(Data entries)
━━━━━━━━━━━━━━━━

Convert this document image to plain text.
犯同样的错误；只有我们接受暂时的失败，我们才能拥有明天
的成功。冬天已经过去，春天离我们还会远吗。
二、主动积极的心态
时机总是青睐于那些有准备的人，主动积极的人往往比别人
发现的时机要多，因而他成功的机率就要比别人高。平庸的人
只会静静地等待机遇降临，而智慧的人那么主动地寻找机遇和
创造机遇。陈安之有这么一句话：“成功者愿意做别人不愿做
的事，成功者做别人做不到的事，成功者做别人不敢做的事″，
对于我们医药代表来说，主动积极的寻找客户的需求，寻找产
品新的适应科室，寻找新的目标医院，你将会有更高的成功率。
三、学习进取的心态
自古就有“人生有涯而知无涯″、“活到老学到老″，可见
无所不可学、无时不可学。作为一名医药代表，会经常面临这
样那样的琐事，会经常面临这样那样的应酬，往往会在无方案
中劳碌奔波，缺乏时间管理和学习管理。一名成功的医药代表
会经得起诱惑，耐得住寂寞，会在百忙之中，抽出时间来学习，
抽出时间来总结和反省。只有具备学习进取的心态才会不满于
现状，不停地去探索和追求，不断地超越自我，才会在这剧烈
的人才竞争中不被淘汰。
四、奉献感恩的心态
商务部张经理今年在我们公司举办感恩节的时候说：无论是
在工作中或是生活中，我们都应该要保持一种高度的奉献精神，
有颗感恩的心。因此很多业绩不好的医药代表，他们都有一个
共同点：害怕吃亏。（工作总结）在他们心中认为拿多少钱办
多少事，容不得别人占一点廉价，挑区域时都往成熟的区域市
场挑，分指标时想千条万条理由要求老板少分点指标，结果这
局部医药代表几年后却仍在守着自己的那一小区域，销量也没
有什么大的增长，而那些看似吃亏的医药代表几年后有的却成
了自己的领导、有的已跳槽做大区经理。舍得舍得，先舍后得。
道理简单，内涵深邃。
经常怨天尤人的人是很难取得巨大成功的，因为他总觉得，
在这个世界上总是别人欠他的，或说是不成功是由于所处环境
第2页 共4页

━━━━━━━━━━━━━━━━

## Exercise description
Repeat each entry word for word.

## The answer
Convert this document image to plain text.
犯同样的错误；只有我们接受暂时的失败，我们才能拥有明天
的成功。冬天已经过去，春天离我们还会远吗。
二、主动积极的心态
时机总是青睐于那些有准备的人，主动积极的人往往比别人
发现的时机要多，因而他成功的机率就要比别人高。平庸的人
只会静静地等待机遇降临，而智慧的人那么主动地寻找机遇和
创造机遇。陈安之有这么一句话：“成功者愿意做别人不愿做
的事，成功者做别人做不到的事，成功者做别人不敢做的事″，
对于我们医药代表来说，主动积极的寻找客户的需求，寻找产
品新的适应科室，寻找新的目标医院，你将会有更高的成功率。
三、学习进取的心态
自古就有“人生有涯而知无涯″、“活到老学到老″，可见
无所不可学、无时不可学。作为一名医药代表，会经常面临这
样那样的琐事，会经常面临这样那样的应酬，往往会在无方案
中劳碌奔波，缺乏时间管理和学习管理。一名成功的医药代表
会经得起诱惑，耐得住寂寞，会在百忙之中，抽出时间来学习，
抽出时间来总结和反省。只有具备学习进取的心态才会不满于
现状，不停地去探索和追求，不断地超越自我，才会在这剧烈
的人才竞争中不被淘汰。
四、奉献感恩的心态
商务部张经理今年在我们公司举办感恩节的时候说：无论是
在工作中或是生活中，我们都应该要保持一种高度的奉献精神，
有颗感恩的心。因此很多业绩不好的医药代表，他们都有一个
共同点：害怕吃亏。（工作总结）在他们心中认为拿多少钱办
多少事，容不得别人占一点廉价，挑区域时都往成熟的区域市
场挑，分指标时想千条万条理由要求老板少分点指标，结果这
局部医药代表几年后却仍在守着自己的那一小区域，销量也没
有什么大的增长，而那些看似吃亏的医药代表几年后有的却成
了自己的领导、有的已跳槽做大区经理。舍得舍得，先舍后得。
道理简单，内涵深邃。
经常怨天尤人的人是很难取得巨大成功的，因为他总觉得，
在这个世界上总是别人欠他的，或说是不成功是由于所处环境
第2页 共4页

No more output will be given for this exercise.